> _PASSAGE GIVEN_
════════
# Why play Fantasy?



## MidnightSun

I'm having something of a crisis of faith. I've put a fairly substantial amount of time and effort into my Ogre Kingdoms and have reached roughly 2000pts (which is still, according to my group, not enough for most small games, let alone a proper game). So before I shell out a VAST sum of money, I pose a question:

What makes Fantasy worth spending time and money on?

Because I've found it to be playing a dice game, with some plastic ornaments in the background. You sit there and flail ineffectually at each other with giant rectangles of infantry, while your cannons kills each other's cannons, and then Wizards happen to make everything happen. The army hinges on the Wizards - you can't achieve anything without a Wizard, and your opponent can't achieve anything without a Wizard. If you don't have a Level 4 and your opponent does, you may as well call the game at the start. There's no tactics involved - you just slam your infantry into your opponent's infantry and hope that you kill four of his hundred and twenty dudes while he only kills three of your ninety dudes. Your army achieves nothing. Your Wizards, though? They remove handfulls of dudes, or debuff your opponent into oblivion, or make you into unstoppable machines of destruction.

I get tired and frustrated when I play Fantasy, because it seems to be a game of rolling dice to kill a couple of models per turn until one player lucks out on his Winds of Magic or fails a dispel and the game is won in that one magic phase.


----------



## Xabre

Let me start by saying that I don't play much. I don't often say it out loud, but I'll always admit it if challenged: I build and paint and theorize, but I don't play much. That goes double for Fantasy.

But why do I still stick to it? For the epicness of it. I don't _like_ the idea of large blocks of infantry. They bore me. I like going for things that look amazing. My High Elves? Yes, my most recent army will have blocks of spearmen, but that's just because they're so farking amazing for Elves. However that's a 3k grand army list. in 2k? Knights. Armored knights on horseback from every direction. Even if I die a glorious death, I'm going to make you at least grudgingly respect my force on the table first.
════════
> _DATASET ENTRIES_
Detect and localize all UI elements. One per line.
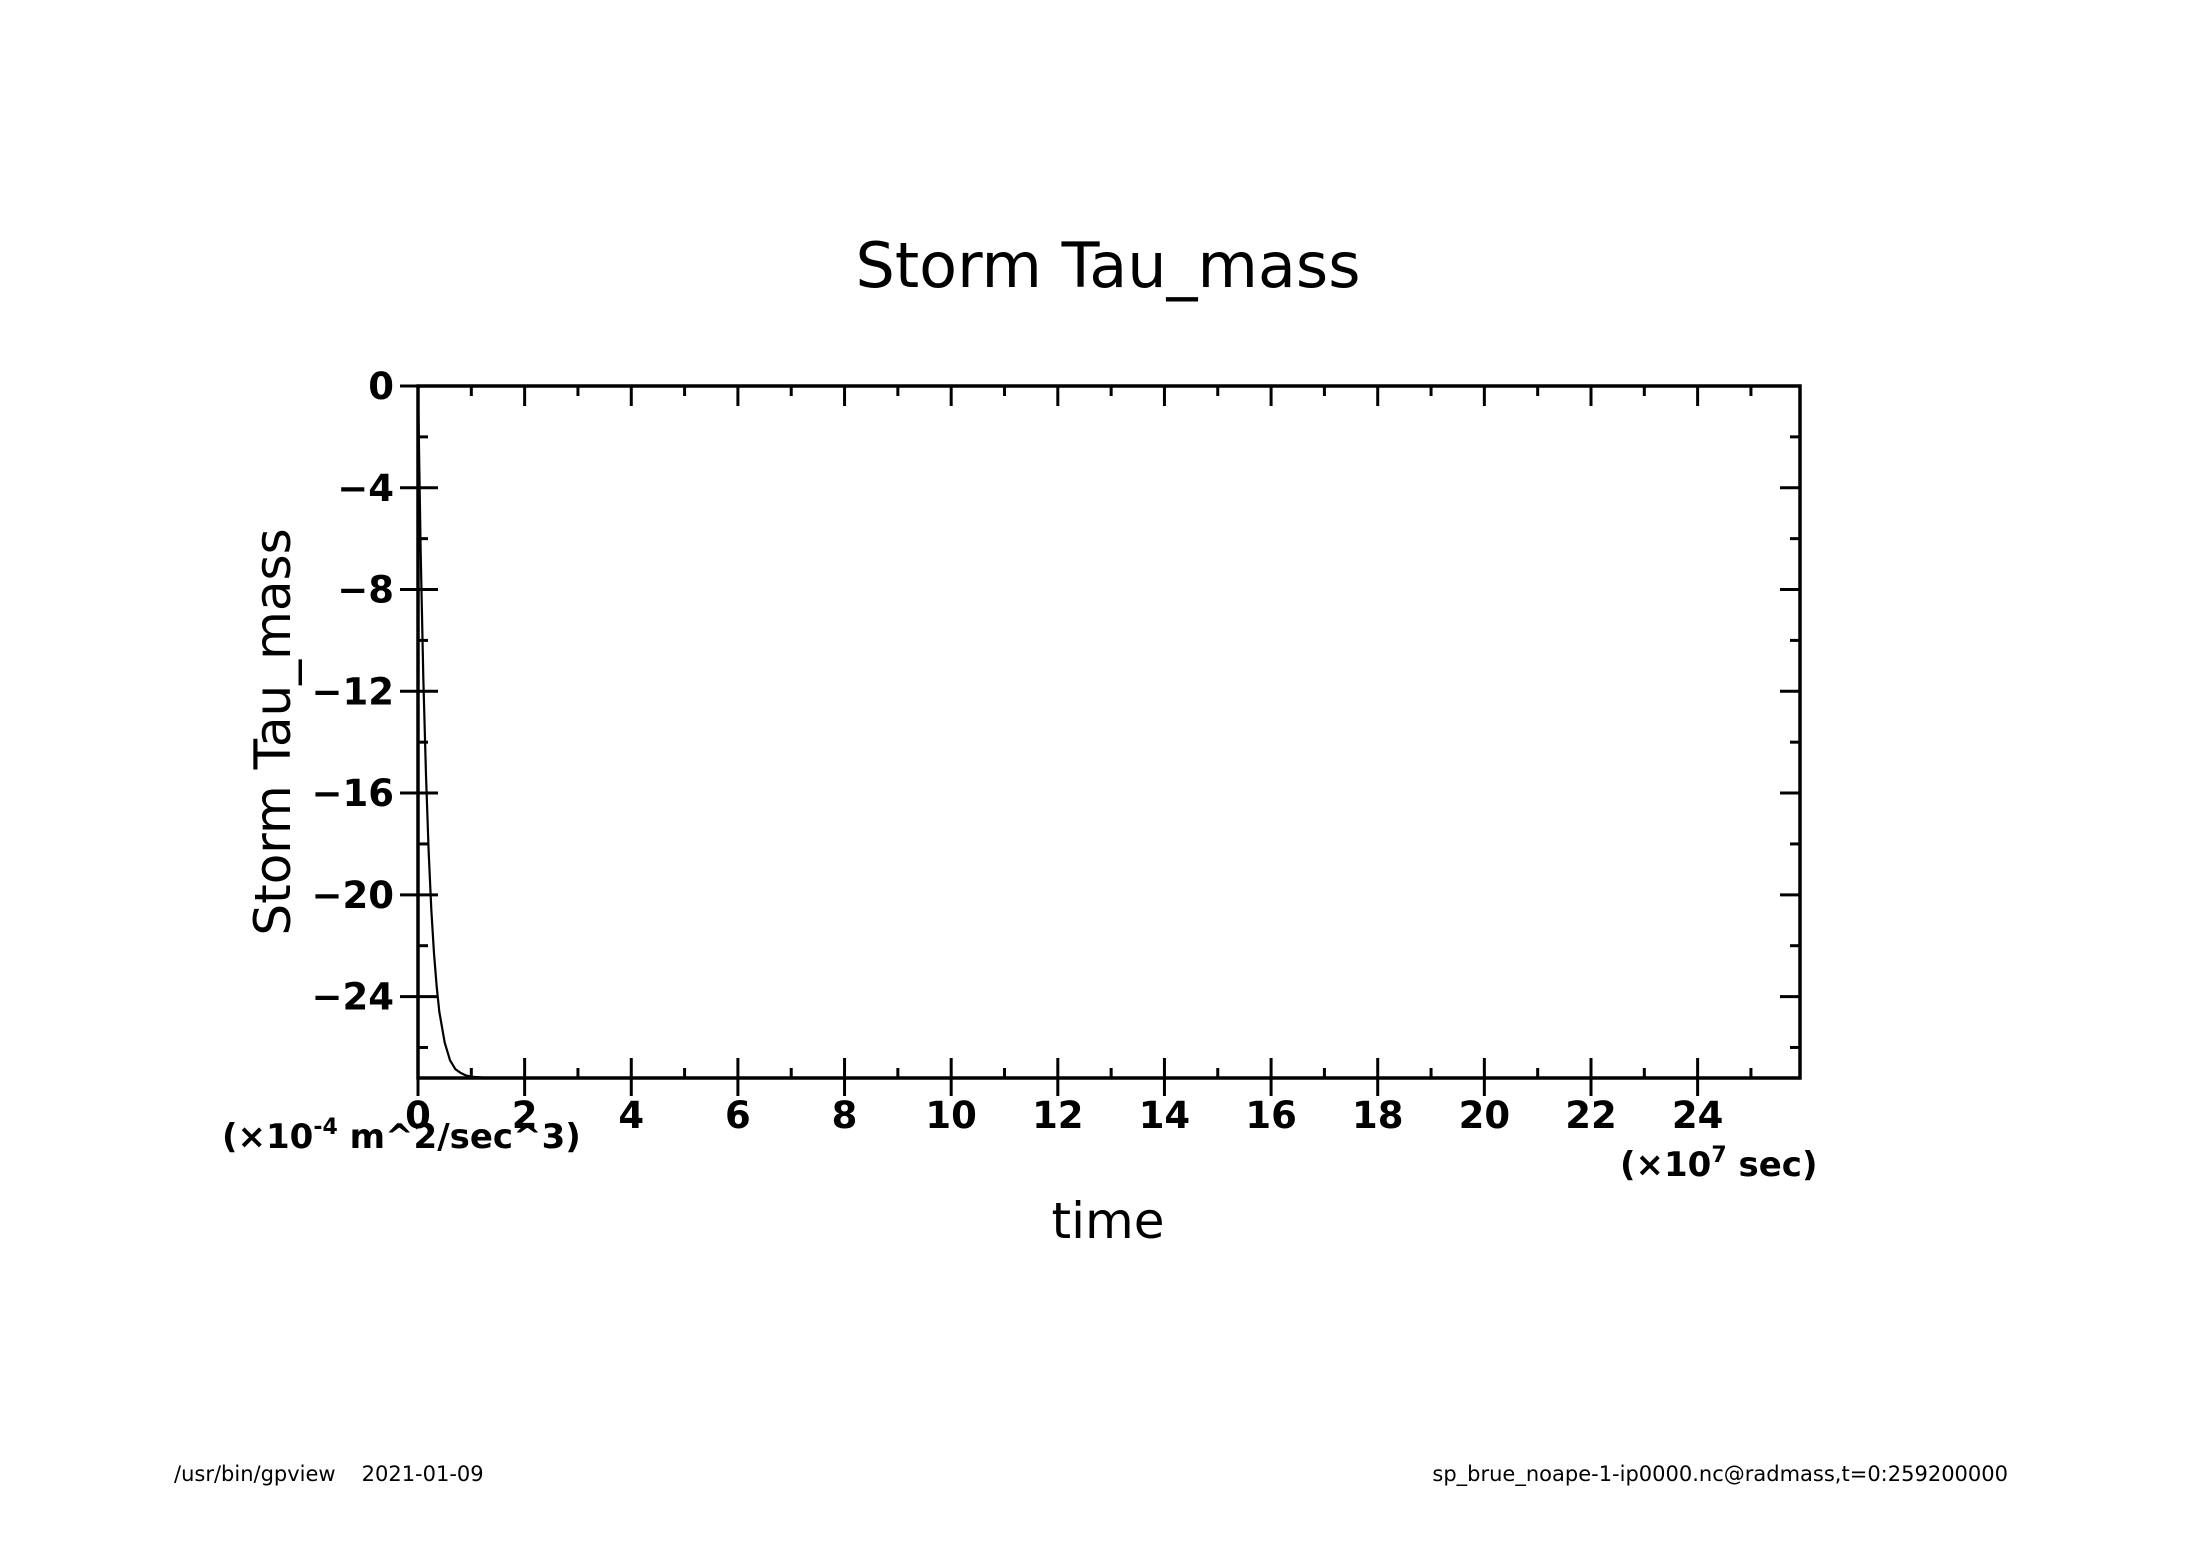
x-tick-label: 24	[1672, 1094, 1724, 1137]
y-axis-ticks: 0 −4 −8 −12 −16 −20 −24	[312, 365, 1800, 1049]
footer-source: sp_brue_noape-1-ip0000.nc@radmass,t=0:25…	[1432, 1462, 2008, 1486]
footer-left: /usr/bin/gpview 2021-01-09	[174, 1462, 484, 1486]
y-tick-label: −8	[337, 569, 394, 612]
x-tick-label: 12	[1032, 1094, 1084, 1137]
x-tick-label: 16	[1245, 1094, 1297, 1137]
x-tick-label: 0	[405, 1094, 431, 1137]
chart-title: Storm Tau_mass	[856, 229, 1361, 302]
y-tick-label: −24	[312, 976, 395, 1019]
series-line	[416, 385, 1800, 1080]
x-axis-label: time	[1052, 1192, 1165, 1250]
y-tick-label: −20	[312, 874, 395, 917]
x-axis-unit: (×107 sec)	[1620, 1143, 1817, 1185]
y-axis-unit: (×10-4 m^2/sec^3)	[222, 1115, 581, 1157]
x-tick-label: 8	[832, 1094, 858, 1137]
y-tick-label: −4	[337, 467, 394, 510]
x-tick-label: 22	[1565, 1094, 1617, 1137]
footer-program: /usr/bin/gpview	[174, 1462, 336, 1486]
y-tick-label: −16	[312, 772, 395, 815]
x-tick-label: 2	[512, 1094, 538, 1137]
x-tick-label: 14	[1139, 1094, 1191, 1137]
x-tick-label: 10	[925, 1094, 977, 1137]
x-axis-ticks: 0 2 4 6 8 10 12 14 16 18 20 22 24	[405, 386, 1753, 1137]
footer-date: 2021-01-09	[361, 1462, 484, 1486]
plot-frame	[416, 384, 1802, 1080]
x-tick-label: 18	[1352, 1094, 1404, 1137]
y-tick-label: 0	[368, 365, 394, 408]
y-axis-label: Storm Tau_mass	[244, 528, 302, 935]
y-tick-label: −12	[312, 670, 395, 713]
x-tick-label: 6	[725, 1094, 751, 1137]
x-tick-label: 20	[1459, 1094, 1511, 1137]
x-tick-label: 4	[618, 1094, 644, 1137]
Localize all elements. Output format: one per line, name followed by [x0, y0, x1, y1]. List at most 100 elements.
════════
> _DIRECTIVES_
1: Transcribe the stretch of the Fantasy forum thread from "## MidnightSun" through "and money on?".
2: Decide whether each statement agrees with the Fantasy forum thread. For each, answer yes or no and quote the deciding words.
(a) MidnightSun's Ogre Kingdoms army has reached about 2000 points.
(b) Xabre plays Fantasy often.
(c) Xabre's 2k list is built around blocks of spearmen.
3: Based on the Fantasy forum thread, why does MidnightSun get tired and frustrated when playing Fantasy?

> _ANSWERS FOR THE EXERCISE_
1:
## MidnightSun

I'm having something of a crisis of faith. I've put a fairly substantial amount of time and effort into my Ogre Kingdoms and have reached roughly 2000pts (which is still, according to my group, not enough for most small games, let alone a proper game). So before I shell out a VAST sum of money, I pose a question:

What makes Fantasy worth spending time and money on?

2:
(a) Yes: "have reached roughly 2000pts"
(b) No: "I build and paint and theorize, but I don't play much."
(c) No: "in 2k? Knights."

3: The game seems to be one of rolling dice to kill a couple of models per turn. This goes on until one player gets lucky on his Winds of Magic or fails a dispel, and the game is won in that single magic phase.